Aufgabenstellung: Nenne alle Personen, die im Brief an Paul außer der schreibenden Person vorkommen.

Textblock:

⁂

Problem von Anonym - 21 Jahre

An Paul: Da bin ich wieder

Hallo Paul,

ich kann mich nicht dran erinnern, wann genau ich dir zum letzten Mal geschrieben habe. Ich hoffe, es geht dir gut. Und es tut mir leid, dass ich wieder mit meiner „alten Leier“ anfange, aber ich weiß einfach nicht, wem ich es sonst erzählen soll.

Ich glaube, der letzte Stand, den ich dir mitgeteilt habe, war, dass zwischen H und mir Funkstille war, oder? Ich setze da nochmal an.

Kurz bevor du mir im November geantwortet hast, habe ich ihn zufällig getroffen. Ich war bei ihm im Dorf, weil meine Tante – oh, was ein Zufall – dort ein Baugrundstück gekauft hat. Ich war dort mit meinem Exfreund (wir verstehen uns zum Glück noch recht gut), um ihm das Grundstück zu zeigen. Wir liefen dort die Straße entlang und ich vermutete, da es Freitagabend war, dass H, wie üblich, auf der Arbeit war. Da hatte ich mich schwer getäuscht, denn auf einmal kam er vor meiner Nase mit seinem Traktor angefahren und fuhr über die Kreuzung vor uns. Er sah mich mit einem etwas schiefen Lächeln an und winkte mir unsicher zu. Und ich winkte zurück, bevor ich auch nur realisiert hatte, dass er es wirklich war. Ich hatte ihn zwei Monate nicht mehr gesehen. Und so schnell, wie er dort aufgetaucht war, so schnell war er auch wieder weg, da er weiterfuhr. Ich wusste nicht, wo mir der Kopf stand. Dieser Moment hatte alles wieder aufgewühlt. Ich hatte wirklich versucht, ihn zu vergessen und war gerade dabei, ihn nicht mehr so sehr zu vermissen.

⁂

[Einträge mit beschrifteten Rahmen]
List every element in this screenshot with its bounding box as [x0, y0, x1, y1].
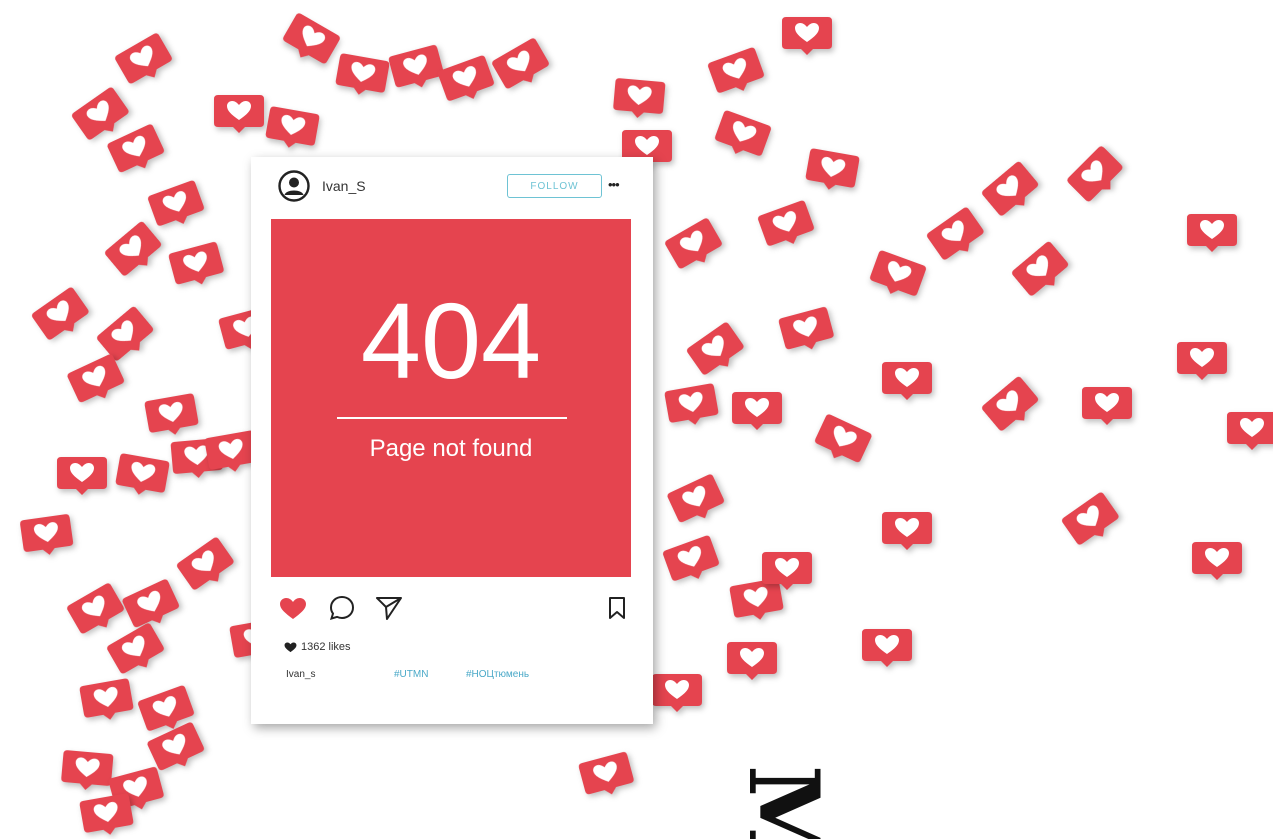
small-heart-icon	[284, 641, 297, 652]
heart-notification-icon	[923, 203, 991, 268]
user-avatar-icon[interactable]	[278, 170, 310, 202]
heart-notification-icon	[809, 411, 876, 472]
heart-notification-icon	[575, 749, 638, 804]
error-code: 404	[360, 280, 542, 401]
heart-notification-icon	[780, 15, 834, 57]
heart-notification-icon	[144, 177, 209, 235]
heart-notification-icon	[77, 676, 137, 727]
heart-notification-icon	[1185, 212, 1239, 254]
heart-notification-icon	[63, 579, 131, 642]
heart-notification-icon	[683, 318, 751, 383]
heart-notification-icon	[659, 532, 724, 590]
heart-notification-icon	[17, 511, 76, 560]
heart-notification-icon	[704, 44, 769, 102]
error-divider	[337, 417, 567, 419]
heart-notification-icon	[142, 391, 202, 442]
heart-notification-icon	[77, 791, 137, 839]
heart-notification-icon	[709, 107, 774, 165]
page-stage: Ivan_S FOLLOW ••• 404 Page not found 136…	[0, 0, 1273, 839]
heart-notification-icon	[165, 239, 228, 294]
heart-notification-icon	[610, 76, 667, 123]
heart-notification-icon	[880, 360, 934, 402]
heart-notification-icon	[1063, 142, 1131, 210]
heart-notification-icon	[55, 455, 109, 497]
heart-notification-icon	[802, 146, 862, 197]
heart-notification-icon	[262, 104, 322, 155]
heart-notification-icon	[754, 197, 819, 255]
bookmark-icon[interactable]	[608, 596, 626, 620]
post-header: Ivan_S FOLLOW •••	[251, 157, 653, 217]
heart-notification-icon	[730, 390, 784, 432]
caption-row: Ivan_s #UTMN #НОЦтюмень	[286, 669, 626, 683]
heart-notification-icon	[1008, 238, 1076, 305]
heart-notification-icon	[1175, 340, 1229, 382]
heart-notification-icon	[1058, 488, 1126, 553]
heart-notification-icon	[1190, 540, 1244, 582]
heart-icon[interactable]	[279, 597, 307, 621]
post-username[interactable]: Ivan_S	[322, 178, 366, 194]
post-image: 404 Page not found	[271, 219, 631, 577]
heart-notification-icon	[880, 510, 934, 552]
heart-notification-icon	[276, 9, 344, 72]
send-icon[interactable]	[375, 595, 403, 621]
error-message: Page not found	[369, 435, 533, 462]
more-options-icon[interactable]: •••	[608, 178, 628, 191]
heart-notification-icon	[212, 93, 266, 135]
hashtag-link[interactable]: #НОЦтюмень	[466, 669, 529, 680]
bottom-letter: M	[727, 764, 841, 839]
heart-notification-icon	[662, 381, 722, 432]
follow-button[interactable]: FOLLOW	[507, 174, 602, 198]
heart-notification-icon	[111, 29, 179, 92]
comment-icon[interactable]	[329, 595, 355, 621]
heart-notification-icon	[332, 51, 392, 102]
heart-notification-icon	[650, 672, 704, 714]
heart-notification-icon	[775, 304, 838, 359]
likes-count[interactable]: 1362 likes	[301, 641, 351, 653]
heart-notification-icon	[860, 627, 914, 669]
heart-notification-icon	[112, 451, 172, 502]
heart-notification-icon	[103, 619, 171, 682]
heart-notification-icon	[978, 373, 1046, 440]
heart-notification-icon	[1080, 385, 1134, 427]
heart-notification-icon	[661, 214, 729, 277]
heart-notification-icon	[1225, 410, 1273, 452]
heart-notification-icon	[978, 158, 1046, 225]
heart-notification-icon	[28, 283, 96, 348]
caption-username[interactable]: Ivan_s	[286, 669, 315, 680]
heart-notification-icon	[173, 533, 241, 598]
heart-notification-icon	[725, 640, 779, 682]
heart-notification-icon	[664, 471, 731, 532]
hashtag-link[interactable]: #UTMN	[394, 669, 428, 680]
post-card: Ivan_S FOLLOW ••• 404 Page not found 136…	[251, 157, 653, 724]
heart-notification-icon	[760, 550, 814, 592]
heart-notification-icon	[864, 247, 929, 305]
likes-row: 1362 likes	[284, 639, 351, 655]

⁂

Lösung:
- Paul
- H
- die Tante
- der Exfreund